▶ Required work
Here are some records; return them all exactly.

▶ Records for the exercise
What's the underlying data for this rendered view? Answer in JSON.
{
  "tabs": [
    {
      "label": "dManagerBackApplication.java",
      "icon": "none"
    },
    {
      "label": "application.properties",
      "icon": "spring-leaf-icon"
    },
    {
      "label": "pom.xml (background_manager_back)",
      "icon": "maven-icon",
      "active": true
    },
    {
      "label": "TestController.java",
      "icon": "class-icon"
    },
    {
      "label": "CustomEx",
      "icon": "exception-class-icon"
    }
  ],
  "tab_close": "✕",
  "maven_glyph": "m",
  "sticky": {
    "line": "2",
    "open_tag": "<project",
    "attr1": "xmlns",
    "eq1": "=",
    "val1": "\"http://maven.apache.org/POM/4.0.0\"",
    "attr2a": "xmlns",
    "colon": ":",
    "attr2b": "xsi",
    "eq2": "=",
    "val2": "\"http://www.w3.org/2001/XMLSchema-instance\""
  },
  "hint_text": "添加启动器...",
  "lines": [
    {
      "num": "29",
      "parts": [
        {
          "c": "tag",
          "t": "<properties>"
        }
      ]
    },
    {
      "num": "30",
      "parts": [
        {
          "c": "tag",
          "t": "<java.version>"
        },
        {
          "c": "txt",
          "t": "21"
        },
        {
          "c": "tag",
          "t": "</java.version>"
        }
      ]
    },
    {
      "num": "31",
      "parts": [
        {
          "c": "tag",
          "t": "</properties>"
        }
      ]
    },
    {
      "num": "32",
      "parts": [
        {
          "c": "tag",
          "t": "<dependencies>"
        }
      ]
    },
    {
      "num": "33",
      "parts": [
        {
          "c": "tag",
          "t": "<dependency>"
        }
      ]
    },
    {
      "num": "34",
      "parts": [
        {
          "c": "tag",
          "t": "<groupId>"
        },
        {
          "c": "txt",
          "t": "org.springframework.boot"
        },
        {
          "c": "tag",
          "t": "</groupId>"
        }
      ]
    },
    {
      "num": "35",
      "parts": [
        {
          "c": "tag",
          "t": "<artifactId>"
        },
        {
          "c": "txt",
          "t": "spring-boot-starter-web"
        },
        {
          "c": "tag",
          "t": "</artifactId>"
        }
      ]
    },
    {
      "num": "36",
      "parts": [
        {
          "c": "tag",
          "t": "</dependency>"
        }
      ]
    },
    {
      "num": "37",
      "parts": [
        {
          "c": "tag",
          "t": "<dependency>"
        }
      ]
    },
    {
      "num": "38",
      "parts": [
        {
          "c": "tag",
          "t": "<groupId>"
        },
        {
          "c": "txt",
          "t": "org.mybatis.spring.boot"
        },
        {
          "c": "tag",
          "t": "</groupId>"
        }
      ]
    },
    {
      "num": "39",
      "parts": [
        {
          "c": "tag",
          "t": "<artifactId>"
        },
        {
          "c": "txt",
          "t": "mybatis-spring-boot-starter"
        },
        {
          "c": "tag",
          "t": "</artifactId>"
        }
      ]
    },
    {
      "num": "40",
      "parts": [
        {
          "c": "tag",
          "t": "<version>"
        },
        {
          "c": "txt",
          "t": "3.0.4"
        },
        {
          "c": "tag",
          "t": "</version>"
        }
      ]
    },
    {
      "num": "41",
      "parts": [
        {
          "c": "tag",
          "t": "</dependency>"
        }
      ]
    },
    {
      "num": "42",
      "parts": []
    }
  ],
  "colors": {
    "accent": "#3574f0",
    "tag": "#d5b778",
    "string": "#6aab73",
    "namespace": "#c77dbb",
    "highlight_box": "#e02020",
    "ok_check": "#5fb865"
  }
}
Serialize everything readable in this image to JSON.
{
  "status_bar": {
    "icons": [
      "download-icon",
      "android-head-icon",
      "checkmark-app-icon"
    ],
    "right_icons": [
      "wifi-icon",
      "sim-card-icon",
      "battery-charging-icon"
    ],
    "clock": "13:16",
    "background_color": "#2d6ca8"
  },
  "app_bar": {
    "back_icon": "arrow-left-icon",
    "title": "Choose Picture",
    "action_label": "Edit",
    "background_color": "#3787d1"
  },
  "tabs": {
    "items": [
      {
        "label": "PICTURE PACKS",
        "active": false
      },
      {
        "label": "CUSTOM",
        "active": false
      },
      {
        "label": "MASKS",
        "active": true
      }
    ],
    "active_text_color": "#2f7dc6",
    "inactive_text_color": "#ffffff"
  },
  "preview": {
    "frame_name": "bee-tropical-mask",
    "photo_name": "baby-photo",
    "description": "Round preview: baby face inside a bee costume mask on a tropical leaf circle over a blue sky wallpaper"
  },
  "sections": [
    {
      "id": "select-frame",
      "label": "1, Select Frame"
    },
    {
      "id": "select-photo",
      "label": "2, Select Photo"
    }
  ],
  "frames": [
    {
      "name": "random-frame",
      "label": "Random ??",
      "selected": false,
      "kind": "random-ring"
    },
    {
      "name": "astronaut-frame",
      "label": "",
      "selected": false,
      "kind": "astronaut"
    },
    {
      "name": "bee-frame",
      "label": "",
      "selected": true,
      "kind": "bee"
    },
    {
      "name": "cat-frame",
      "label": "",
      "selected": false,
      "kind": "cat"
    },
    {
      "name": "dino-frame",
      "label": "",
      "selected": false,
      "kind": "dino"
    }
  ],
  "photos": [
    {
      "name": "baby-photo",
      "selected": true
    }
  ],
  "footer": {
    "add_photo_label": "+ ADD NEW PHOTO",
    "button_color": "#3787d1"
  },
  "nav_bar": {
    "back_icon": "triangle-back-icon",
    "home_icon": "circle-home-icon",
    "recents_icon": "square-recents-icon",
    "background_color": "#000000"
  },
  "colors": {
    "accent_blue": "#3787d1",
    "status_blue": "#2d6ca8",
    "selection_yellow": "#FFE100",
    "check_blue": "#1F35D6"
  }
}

▶ Task answer
What's the underlying data for this rendered view? Answer in JSON.
{
  "tabs": [
    {
      "label": "dManagerBackApplication.java",
      "icon": "none"
    },
    {
      "label": "application.properties",
      "icon": "spring-leaf-icon"
    },
    {
      "label": "pom.xml (background_manager_back)",
      "icon": "maven-icon",
      "active": true
    },
    {
      "label": "TestController.java",
      "icon": "class-icon"
    },
    {
      "label": "CustomEx",
      "icon": "exception-class-icon"
    }
  ],
  "tab_close": "✕",
  "maven_glyph": "m",
  "sticky": {
    "line": "2",
    "open_tag": "<project",
    "attr1": "xmlns",
    "eq1": "=",
    "val1": "\"http://maven.apache.org/POM/4.0.0\"",
    "attr2a": "xmlns",
    "colon": ":",
    "attr2b": "xsi",
    "eq2": "=",
    "val2": "\"http://www.w3.org/2001/XMLSchema-instance\""
  },
  "hint_text": "添加启动器...",
  "lines": [
    {
      "num": "29",
      "parts": [
        {
          "c": "tag",
          "t": "<properties>"
        }
      ]
    },
    {
      "num": "30",
      "parts": [
        {
          "c": "tag",
          "t": "<java.version>"
        },
        {
          "c": "txt",
          "t": "21"
        },
        {
          "c": "tag",
          "t": "</java.version>"
        }
      ]
    },
    {
      "num": "31",
      "parts": [
        {
          "c": "tag",
          "t": "</properties>"
        }
      ]
    },
    {
      "num": "32",
      "parts": [
        {
          "c": "tag",
          "t": "<dependencies>"
        }
      ]
    },
    {
      "num": "33",
      "parts": [
        {
          "c": "tag",
          "t": "<dependency>"
        }
      ]
    },
    {
      "num": "34",
      "parts": [
        {
          "c": "tag",
          "t": "<groupId>"
        },
        {
          "c": "txt",
          "t": "org.springframework.boot"
        },
        {
          "c": "tag",
          "t": "</groupId>"
        }
      ]
    },
    {
      "num": "35",
      "parts": [
        {
          "c": "tag",
          "t": "<artifactId>"
        },
        {
          "c": "txt",
          "t": "spring-boot-starter-web"
        },
        {
          "c": "tag",
          "t": "</artifactId>"
        }
      ]
    },
    {
      "num": "36",
      "parts": [
        {
          "c": "tag",
          "t": "</dependency>"
        }
      ]
    },
    {
      "num": "37",
      "parts": [
        {
          "c": "tag",
          "t": "<dependency>"
        }
      ]
    },
    {
      "num": "38",
      "parts": [
        {
          "c": "tag",
          "t": "<groupId>"
        },
        {
          "c": "txt",
          "t": "org.mybatis.spring.boot"
        },
        {
          "c": "tag",
          "t": "</groupId>"
        }
      ]
    },
    {
      "num": "39",
      "parts": [
        {
          "c": "tag",
          "t": "<artifactId>"
        },
        {
          "c": "txt",
          "t": "mybatis-spring-boot-starter"
        },
        {
          "c": "tag",
          "t": "</artifactId>"
        }
      ]
    },
    {
      "num": "40",
      "parts": [
        {
          "c": "tag",
          "t": "<version>"
        },
        {
          "c": "txt",
          "t": "3.0.4"
        },
        {
          "c": "tag",
          "t": "</version>"
        }
      ]
    },
    {
      "num": "41",
      "parts": [
        {
          "c": "tag",
          "t": "</dependency>"
        }
      ]
    },
    {
      "num": "42",
      "parts": []
    }
  ],
  "colors": {
    "accent": "#3574f0",
    "tag": "#d5b778",
    "string": "#6aab73",
    "namespace": "#c77dbb",
    "highlight_box": "#e02020",
    "ok_check": "#5fb865"
  }
}
Serialize everything readable in this image to JSON.
{
  "status_bar": {
    "icons": [
      "download-icon",
      "android-head-icon",
      "checkmark-app-icon"
    ],
    "right_icons": [
      "wifi-icon",
      "sim-card-icon",
      "battery-charging-icon"
    ],
    "clock": "13:16",
    "background_color": "#2d6ca8"
  },
  "app_bar": {
    "back_icon": "arrow-left-icon",
    "title": "Choose Picture",
    "action_label": "Edit",
    "background_color": "#3787d1"
  },
  "tabs": {
    "items": [
      {
        "label": "PICTURE PACKS",
        "active": false
      },
      {
        "label": "CUSTOM",
        "active": false
      },
      {
        "label": "MASKS",
        "active": true
      }
    ],
    "active_text_color": "#2f7dc6",
    "inactive_text_color": "#ffffff"
  },
  "preview": {
    "frame_name": "bee-tropical-mask",
    "photo_name": "baby-photo",
    "description": "Round preview: baby face inside a bee costume mask on a tropical leaf circle over a blue sky wallpaper"
  },
  "sections": [
    {
      "id": "select-frame",
      "label": "1, Select Frame"
    },
    {
      "id": "select-photo",
      "label": "2, Select Photo"
    }
  ],
  "frames": [
    {
      "name": "random-frame",
      "label": "Random ??",
      "selected": false,
      "kind": "random-ring"
    },
    {
      "name": "astronaut-frame",
      "label": "",
      "selected": false,
      "kind": "astronaut"
    },
    {
      "name": "bee-frame",
      "label": "",
      "selected": true,
      "kind": "bee"
    },
    {
      "name": "cat-frame",
      "label": "",
      "selected": false,
      "kind": "cat"
    },
    {
      "name": "dino-frame",
      "label": "",
      "selected": false,
      "kind": "dino"
    }
  ],
  "photos": [
    {
      "name": "baby-photo",
      "selected": true
    }
  ],
  "footer": {
    "add_photo_label": "+ ADD NEW PHOTO",
    "button_color": "#3787d1"
  },
  "nav_bar": {
    "back_icon": "triangle-back-icon",
    "home_icon": "circle-home-icon",
    "recents_icon": "square-recents-icon",
    "background_color": "#000000"
  },
  "colors": {
    "accent_blue": "#3787d1",
    "status_blue": "#2d6ca8",
    "selection_yellow": "#FFE100",
    "check_blue": "#1F35D6"
  }
}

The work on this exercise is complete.